**課題 1:** 本文のうち、「図11のような構成では、供給」という語句を含む箇所から始まり「部材3を貫通する必要はない。」で終わる部分を、一字も変えずにもう一度書き出してください。
**課題 2:** 本文によると、スクリュー羽根52の外周縁部に形成される各溝53は、どの方向に開口しますか。

**本文:**
図11のような構成では、供給穴3aの延びる方向が回転シャフト4の中心軸40と平行である必要はない。
【0069】
ただし、第1~第3実施形態のように供給穴3a内に回転シャフト4が配置され、この回転シャフト4にスクリュー5が取り付けられる構成であれば、シンプルな構造とすることができる。
【0070】
図11では、回転シャフト4およびスクリュー5に互いに噛み合うギヤ17,18が設けられ、回転シャフト4およびスクリュー5が1つの電動機75(
図1参照)により回転されるが、スクリュー5を回転させる電動機を回転シャフト4を回転させる電動機75と別に設けてもよい。この場合、電動機75をシュート14に取り付ければ、回転シャフト4が静止部材3を貫通する必要はない。
【0071】
また、
図1~
図11では、スクリュー5のスクリュー羽根52が一定の幅で連続しているが、スクリュー羽根52の外周縁部には、
図12(a)~
図13に示すように、当該外周縁部に沿って並ぶように複数の溝53が形成されてもよい。各溝53は、中心管51の径方向外向きに開口する。隣り合う溝53の間には、突起54が形成される。

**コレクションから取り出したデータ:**
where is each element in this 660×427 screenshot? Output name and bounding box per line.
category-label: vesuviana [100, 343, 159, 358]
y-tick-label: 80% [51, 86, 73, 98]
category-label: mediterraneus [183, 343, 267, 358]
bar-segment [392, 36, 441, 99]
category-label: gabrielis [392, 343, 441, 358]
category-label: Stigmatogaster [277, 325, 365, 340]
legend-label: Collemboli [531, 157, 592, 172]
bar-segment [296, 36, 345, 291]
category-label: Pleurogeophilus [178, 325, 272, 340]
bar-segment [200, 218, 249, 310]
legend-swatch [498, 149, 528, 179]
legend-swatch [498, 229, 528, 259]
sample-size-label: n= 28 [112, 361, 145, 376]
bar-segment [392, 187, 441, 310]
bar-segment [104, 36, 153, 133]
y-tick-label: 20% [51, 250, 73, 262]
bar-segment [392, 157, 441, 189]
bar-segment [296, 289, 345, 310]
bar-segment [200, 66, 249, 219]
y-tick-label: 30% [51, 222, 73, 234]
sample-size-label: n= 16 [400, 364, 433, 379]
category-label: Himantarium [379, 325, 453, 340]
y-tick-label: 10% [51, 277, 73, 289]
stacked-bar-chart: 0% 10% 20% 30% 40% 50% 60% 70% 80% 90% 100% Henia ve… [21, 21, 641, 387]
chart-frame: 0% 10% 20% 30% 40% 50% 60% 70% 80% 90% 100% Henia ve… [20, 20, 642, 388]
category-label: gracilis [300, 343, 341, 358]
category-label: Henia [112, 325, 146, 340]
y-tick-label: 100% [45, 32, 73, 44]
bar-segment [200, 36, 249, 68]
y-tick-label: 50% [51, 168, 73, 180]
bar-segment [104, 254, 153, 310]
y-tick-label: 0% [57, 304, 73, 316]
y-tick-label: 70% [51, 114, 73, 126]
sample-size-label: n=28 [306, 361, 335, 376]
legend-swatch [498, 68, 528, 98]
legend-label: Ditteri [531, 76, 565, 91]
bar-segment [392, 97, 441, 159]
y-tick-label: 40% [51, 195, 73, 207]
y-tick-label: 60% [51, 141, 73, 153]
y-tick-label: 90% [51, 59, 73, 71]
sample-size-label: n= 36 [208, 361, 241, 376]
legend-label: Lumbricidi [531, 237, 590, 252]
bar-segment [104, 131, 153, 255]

**模範解答 1:**
図11のような構成では、供給穴3aの延びる方向が回転シャフト4の中心軸40と平行である必要はない。
【0069】
ただし、第1~第3実施形態のように供給穴3a内に回転シャフト4が配置され、この回転シャフト4にスクリュー5が取り付けられる構成であれば、シンプルな構造とすることができる。
【0070】
図11では、回転シャフト4およびスクリュー5に互いに噛み合うギヤ17,18が設けられ、回転シャフト4およびスクリュー5が1つの電動機75(
図1参照)により回転されるが、スクリュー5を回転させる電動機を回転シャフト4を回転させる電動機75と別に設けてもよい。この場合、電動機75をシュート14に取り付ければ、回転シャフト4が静止部材3を貫通する必要はない。

**模範解答 2:** 中心管51の径方向外向きに開口します。